# START OF INPUT

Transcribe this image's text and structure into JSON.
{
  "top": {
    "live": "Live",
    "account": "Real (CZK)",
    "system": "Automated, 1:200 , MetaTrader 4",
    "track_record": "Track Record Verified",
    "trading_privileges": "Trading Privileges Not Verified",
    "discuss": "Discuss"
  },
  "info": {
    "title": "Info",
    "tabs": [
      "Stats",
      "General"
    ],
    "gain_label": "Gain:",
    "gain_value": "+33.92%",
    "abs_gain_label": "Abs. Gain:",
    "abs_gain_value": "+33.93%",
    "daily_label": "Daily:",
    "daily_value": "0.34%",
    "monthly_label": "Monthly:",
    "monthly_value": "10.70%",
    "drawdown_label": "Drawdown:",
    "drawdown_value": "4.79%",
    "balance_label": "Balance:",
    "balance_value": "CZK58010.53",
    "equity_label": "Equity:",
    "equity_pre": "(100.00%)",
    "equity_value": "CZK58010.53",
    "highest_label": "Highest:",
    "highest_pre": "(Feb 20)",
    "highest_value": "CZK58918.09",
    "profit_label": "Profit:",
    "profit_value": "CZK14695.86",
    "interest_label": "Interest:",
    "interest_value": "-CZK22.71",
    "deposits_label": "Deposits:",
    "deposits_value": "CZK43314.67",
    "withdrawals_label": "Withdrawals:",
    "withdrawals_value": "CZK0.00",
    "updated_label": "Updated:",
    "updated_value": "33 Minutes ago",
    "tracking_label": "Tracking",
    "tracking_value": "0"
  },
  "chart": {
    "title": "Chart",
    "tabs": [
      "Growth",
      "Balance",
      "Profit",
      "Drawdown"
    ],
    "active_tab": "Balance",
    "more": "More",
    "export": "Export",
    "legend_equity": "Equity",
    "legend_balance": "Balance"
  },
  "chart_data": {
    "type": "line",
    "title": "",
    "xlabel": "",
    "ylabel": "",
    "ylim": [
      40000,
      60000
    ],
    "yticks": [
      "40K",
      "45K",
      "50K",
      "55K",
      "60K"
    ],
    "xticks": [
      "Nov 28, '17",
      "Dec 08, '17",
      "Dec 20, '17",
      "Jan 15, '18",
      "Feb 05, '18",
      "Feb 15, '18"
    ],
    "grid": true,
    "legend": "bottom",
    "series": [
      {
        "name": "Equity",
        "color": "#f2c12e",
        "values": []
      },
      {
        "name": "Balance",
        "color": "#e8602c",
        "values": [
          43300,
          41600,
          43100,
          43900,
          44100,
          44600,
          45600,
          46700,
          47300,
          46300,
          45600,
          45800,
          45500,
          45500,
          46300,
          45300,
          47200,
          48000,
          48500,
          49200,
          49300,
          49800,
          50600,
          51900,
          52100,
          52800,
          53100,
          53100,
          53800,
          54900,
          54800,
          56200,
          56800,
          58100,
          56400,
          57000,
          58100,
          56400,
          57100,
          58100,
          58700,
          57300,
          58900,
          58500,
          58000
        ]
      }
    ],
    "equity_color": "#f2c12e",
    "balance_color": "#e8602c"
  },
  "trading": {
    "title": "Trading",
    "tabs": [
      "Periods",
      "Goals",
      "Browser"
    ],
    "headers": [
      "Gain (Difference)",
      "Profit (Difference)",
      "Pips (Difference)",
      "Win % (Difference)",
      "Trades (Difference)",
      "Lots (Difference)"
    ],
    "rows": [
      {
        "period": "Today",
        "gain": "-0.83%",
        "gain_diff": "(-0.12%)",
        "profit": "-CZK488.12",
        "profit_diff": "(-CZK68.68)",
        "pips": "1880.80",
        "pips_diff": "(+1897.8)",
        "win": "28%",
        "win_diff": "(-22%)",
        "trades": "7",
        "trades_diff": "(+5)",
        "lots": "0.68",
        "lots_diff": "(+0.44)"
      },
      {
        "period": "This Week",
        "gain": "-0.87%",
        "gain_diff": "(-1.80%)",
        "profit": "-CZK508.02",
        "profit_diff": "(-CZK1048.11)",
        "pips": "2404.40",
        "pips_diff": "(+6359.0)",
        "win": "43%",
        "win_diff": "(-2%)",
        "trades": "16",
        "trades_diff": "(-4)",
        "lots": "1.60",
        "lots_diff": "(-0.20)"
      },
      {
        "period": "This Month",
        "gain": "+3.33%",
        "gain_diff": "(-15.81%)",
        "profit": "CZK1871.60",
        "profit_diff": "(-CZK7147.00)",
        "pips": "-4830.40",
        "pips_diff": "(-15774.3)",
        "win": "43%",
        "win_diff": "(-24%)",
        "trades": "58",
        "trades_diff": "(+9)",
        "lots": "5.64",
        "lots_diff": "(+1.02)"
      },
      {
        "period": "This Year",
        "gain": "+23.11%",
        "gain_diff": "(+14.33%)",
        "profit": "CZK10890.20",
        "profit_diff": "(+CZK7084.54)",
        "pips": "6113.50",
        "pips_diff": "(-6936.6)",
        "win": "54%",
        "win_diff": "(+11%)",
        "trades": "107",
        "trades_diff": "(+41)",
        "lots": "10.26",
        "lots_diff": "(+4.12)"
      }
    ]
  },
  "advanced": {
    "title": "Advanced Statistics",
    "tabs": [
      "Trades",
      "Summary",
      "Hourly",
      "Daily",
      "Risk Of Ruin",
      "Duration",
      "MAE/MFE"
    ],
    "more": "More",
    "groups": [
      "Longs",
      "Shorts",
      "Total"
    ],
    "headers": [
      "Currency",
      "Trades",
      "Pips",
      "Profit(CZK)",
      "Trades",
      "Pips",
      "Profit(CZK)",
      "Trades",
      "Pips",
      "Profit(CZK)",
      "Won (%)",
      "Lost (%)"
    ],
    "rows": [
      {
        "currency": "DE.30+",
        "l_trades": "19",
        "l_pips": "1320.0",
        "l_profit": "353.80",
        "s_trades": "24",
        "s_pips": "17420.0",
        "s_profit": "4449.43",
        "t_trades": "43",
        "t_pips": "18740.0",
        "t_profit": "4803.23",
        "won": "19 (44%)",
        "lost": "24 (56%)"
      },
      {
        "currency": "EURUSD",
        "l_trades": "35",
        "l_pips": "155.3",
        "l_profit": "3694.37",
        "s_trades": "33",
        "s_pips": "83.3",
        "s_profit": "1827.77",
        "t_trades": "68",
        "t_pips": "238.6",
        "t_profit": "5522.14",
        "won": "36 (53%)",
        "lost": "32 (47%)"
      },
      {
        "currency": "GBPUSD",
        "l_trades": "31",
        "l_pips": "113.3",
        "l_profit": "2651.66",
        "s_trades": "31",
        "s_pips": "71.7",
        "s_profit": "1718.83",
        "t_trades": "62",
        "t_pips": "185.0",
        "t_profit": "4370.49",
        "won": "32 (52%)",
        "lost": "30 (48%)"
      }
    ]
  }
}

# END OF INPUT

TASK DIRECTIONS =>
Write out the entire listing exactly.

FULL RESPONSE =>
Transcribe this image's text and structure into JSON.
{
  "top": {
    "live": "Live",
    "account": "Real (CZK)",
    "system": "Automated, 1:200 , MetaTrader 4",
    "track_record": "Track Record Verified",
    "trading_privileges": "Trading Privileges Not Verified",
    "discuss": "Discuss"
  },
  "info": {
    "title": "Info",
    "tabs": [
      "Stats",
      "General"
    ],
    "gain_label": "Gain:",
    "gain_value": "+33.92%",
    "abs_gain_label": "Abs. Gain:",
    "abs_gain_value": "+33.93%",
    "daily_label": "Daily:",
    "daily_value": "0.34%",
    "monthly_label": "Monthly:",
    "monthly_value": "10.70%",
    "drawdown_label": "Drawdown:",
    "drawdown_value": "4.79%",
    "balance_label": "Balance:",
    "balance_value": "CZK58010.53",
    "equity_label": "Equity:",
    "equity_pre": "(100.00%)",
    "equity_value": "CZK58010.53",
    "highest_label": "Highest:",
    "highest_pre": "(Feb 20)",
    "highest_value": "CZK58918.09",
    "profit_label": "Profit:",
    "profit_value": "CZK14695.86",
    "interest_label": "Interest:",
    "interest_value": "-CZK22.71",
    "deposits_label": "Deposits:",
    "deposits_value": "CZK43314.67",
    "withdrawals_label": "Withdrawals:",
    "withdrawals_value": "CZK0.00",
    "updated_label": "Updated:",
    "updated_value": "33 Minutes ago",
    "tracking_label": "Tracking",
    "tracking_value": "0"
  },
  "chart": {
    "title": "Chart",
    "tabs": [
      "Growth",
      "Balance",
      "Profit",
      "Drawdown"
    ],
    "active_tab": "Balance",
    "more": "More",
    "export": "Export",
    "legend_equity": "Equity",
    "legend_balance": "Balance"
  },
  "chart_data": {
    "type": "line",
    "title": "",
    "xlabel": "",
    "ylabel": "",
    "ylim": [
      40000,
      60000
    ],
    "yticks": [
      "40K",
      "45K",
      "50K",
      "55K",
      "60K"
    ],
    "xticks": [
      "Nov 28, '17",
      "Dec 08, '17",
      "Dec 20, '17",
      "Jan 15, '18",
      "Feb 05, '18",
      "Feb 15, '18"
    ],
    "grid": true,
    "legend": "bottom",
    "series": [
      {
        "name": "Equity",
        "color": "#f2c12e",
        "values": []
      },
      {
        "name": "Balance",
        "color": "#e8602c",
        "values": [
          43300,
          41600,
          43100,
          43900,
          44100,
          44600,
          45600,
          46700,
          47300,
          46300,
          45600,
          45800,
          45500,
          45500,
          46300,
          45300,
          47200,
          48000,
          48500,
          49200,
          49300,
          49800,
          50600,
          51900,
          52100,
          52800,
          53100,
          53100,
          53800,
          54900,
          54800,
          56200,
          56800,
          58100,
          56400,
          57000,
          58100,
          56400,
          57100,
          58100,
          58700,
          57300,
          58900,
          58500,
          58000
        ]
      }
    ],
    "equity_color": "#f2c12e",
    "balance_color": "#e8602c"
  },
  "trading": {
    "title": "Trading",
    "tabs": [
      "Periods",
      "Goals",
      "Browser"
    ],
    "headers": [
      "Gain (Difference)",
      "Profit (Difference)",
      "Pips (Difference)",
      "Win % (Difference)",
      "Trades (Difference)",
      "Lots (Difference)"
    ],
    "rows": [
      {
        "period": "Today",
        "gain": "-0.83%",
        "gain_diff": "(-0.12%)",
        "profit": "-CZK488.12",
        "profit_diff": "(-CZK68.68)",
        "pips": "1880.80",
        "pips_diff": "(+1897.8)",
        "win": "28%",
        "win_diff": "(-22%)",
        "trades": "7",
        "trades_diff": "(+5)",
        "lots": "0.68",
        "lots_diff": "(+0.44)"
      },
      {
        "period": "This Week",
        "gain": "-0.87%",
        "gain_diff": "(-1.80%)",
        "profit": "-CZK508.02",
        "profit_diff": "(-CZK1048.11)",
        "pips": "2404.40",
        "pips_diff": "(+6359.0)",
        "win": "43%",
        "win_diff": "(-2%)",
        "trades": "16",
        "trades_diff": "(-4)",
        "lots": "1.60",
        "lots_diff": "(-0.20)"
      },
      {
        "period": "This Month",
        "gain": "+3.33%",
        "gain_diff": "(-15.81%)",
        "profit": "CZK1871.60",
        "profit_diff": "(-CZK7147.00)",
        "pips": "-4830.40",
        "pips_diff": "(-15774.3)",
        "win": "43%",
        "win_diff": "(-24%)",
        "trades": "58",
        "trades_diff": "(+9)",
        "lots": "5.64",
        "lots_diff": "(+1.02)"
      },
      {
        "period": "This Year",
        "gain": "+23.11%",
        "gain_diff": "(+14.33%)",
        "profit": "CZK10890.20",
        "profit_diff": "(+CZK7084.54)",
        "pips": "6113.50",
        "pips_diff": "(-6936.6)",
        "win": "54%",
        "win_diff": "(+11%)",
        "trades": "107",
        "trades_diff": "(+41)",
        "lots": "10.26",
        "lots_diff": "(+4.12)"
      }
    ]
  },
  "advanced": {
    "title": "Advanced Statistics",
    "tabs": [
      "Trades",
      "Summary",
      "Hourly",
      "Daily",
      "Risk Of Ruin",
      "Duration",
      "MAE/MFE"
    ],
    "more": "More",
    "groups": [
      "Longs",
      "Shorts",
      "Total"
    ],
    "headers": [
      "Currency",
      "Trades",
      "Pips",
      "Profit(CZK)",
      "Trades",
      "Pips",
      "Profit(CZK)",
      "Trades",
      "Pips",
      "Profit(CZK)",
      "Won (%)",
      "Lost (%)"
    ],
    "rows": [
      {
        "currency": "DE.30+",
        "l_trades": "19",
        "l_pips": "1320.0",
        "l_profit": "353.80",
        "s_trades": "24",
        "s_pips": "17420.0",
        "s_profit": "4449.43",
        "t_trades": "43",
        "t_pips": "18740.0",
        "t_profit": "4803.23",
        "won": "19 (44%)",
        "lost": "24 (56%)"
      },
      {
        "currency": "EURUSD",
        "l_trades": "35",
        "l_pips": "155.3",
        "l_profit": "3694.37",
        "s_trades": "33",
        "s_pips": "83.3",
        "s_profit": "1827.77",
        "t_trades": "68",
        "t_pips": "238.6",
        "t_profit": "5522.14",
        "won": "36 (53%)",
        "lost": "32 (47%)"
      },
      {
        "currency": "GBPUSD",
        "l_trades": "31",
        "l_pips": "113.3",
        "l_profit": "2651.66",
        "s_trades": "31",
        "s_pips": "71.7",
        "s_profit": "1718.83",
        "t_trades": "62",
        "t_pips": "185.0",
        "t_profit": "4370.49",
        "won": "32 (52%)",
        "lost": "30 (48%)"
      }
    ]
  }
}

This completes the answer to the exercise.